[Figure record listings]
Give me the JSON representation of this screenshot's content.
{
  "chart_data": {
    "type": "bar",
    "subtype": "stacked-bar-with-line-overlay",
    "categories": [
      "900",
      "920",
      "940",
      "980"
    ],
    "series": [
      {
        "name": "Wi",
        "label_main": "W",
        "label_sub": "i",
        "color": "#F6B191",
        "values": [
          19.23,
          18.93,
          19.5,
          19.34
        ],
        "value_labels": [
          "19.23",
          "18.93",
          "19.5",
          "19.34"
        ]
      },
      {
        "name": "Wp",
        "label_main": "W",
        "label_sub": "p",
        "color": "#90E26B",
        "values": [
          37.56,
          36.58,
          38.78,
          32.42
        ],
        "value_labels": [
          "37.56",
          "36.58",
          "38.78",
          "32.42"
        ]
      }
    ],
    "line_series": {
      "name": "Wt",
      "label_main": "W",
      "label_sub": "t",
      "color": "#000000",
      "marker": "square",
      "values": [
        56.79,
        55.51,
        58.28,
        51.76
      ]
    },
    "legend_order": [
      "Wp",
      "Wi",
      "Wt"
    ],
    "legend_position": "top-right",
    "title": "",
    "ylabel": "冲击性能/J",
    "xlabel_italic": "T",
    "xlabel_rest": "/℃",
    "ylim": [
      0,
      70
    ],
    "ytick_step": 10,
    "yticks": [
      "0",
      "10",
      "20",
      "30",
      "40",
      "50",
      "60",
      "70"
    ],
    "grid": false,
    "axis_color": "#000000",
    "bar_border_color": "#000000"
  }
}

Exercise brief: Return the listing above in its exact form.

Answer to this task:
Give me the JSON representation of this screenshot's content.
{
  "chart_data": {
    "type": "bar",
    "subtype": "stacked-bar-with-line-overlay",
    "categories": [
      "900",
      "920",
      "940",
      "980"
    ],
    "series": [
      {
        "name": "Wi",
        "label_main": "W",
        "label_sub": "i",
        "color": "#F6B191",
        "values": [
          19.23,
          18.93,
          19.5,
          19.34
        ],
        "value_labels": [
          "19.23",
          "18.93",
          "19.5",
          "19.34"
        ]
      },
      {
        "name": "Wp",
        "label_main": "W",
        "label_sub": "p",
        "color": "#90E26B",
        "values": [
          37.56,
          36.58,
          38.78,
          32.42
        ],
        "value_labels": [
          "37.56",
          "36.58",
          "38.78",
          "32.42"
        ]
      }
    ],
    "line_series": {
      "name": "Wt",
      "label_main": "W",
      "label_sub": "t",
      "color": "#000000",
      "marker": "square",
      "values": [
        56.79,
        55.51,
        58.28,
        51.76
      ]
    },
    "legend_order": [
      "Wp",
      "Wi",
      "Wt"
    ],
    "legend_position": "top-right",
    "title": "",
    "ylabel": "冲击性能/J",
    "xlabel_italic": "T",
    "xlabel_rest": "/℃",
    "ylim": [
      0,
      70
    ],
    "ytick_step": 10,
    "yticks": [
      "0",
      "10",
      "20",
      "30",
      "40",
      "50",
      "60",
      "70"
    ],
    "grid": false,
    "axis_color": "#000000",
    "bar_border_color": "#000000"
  }
}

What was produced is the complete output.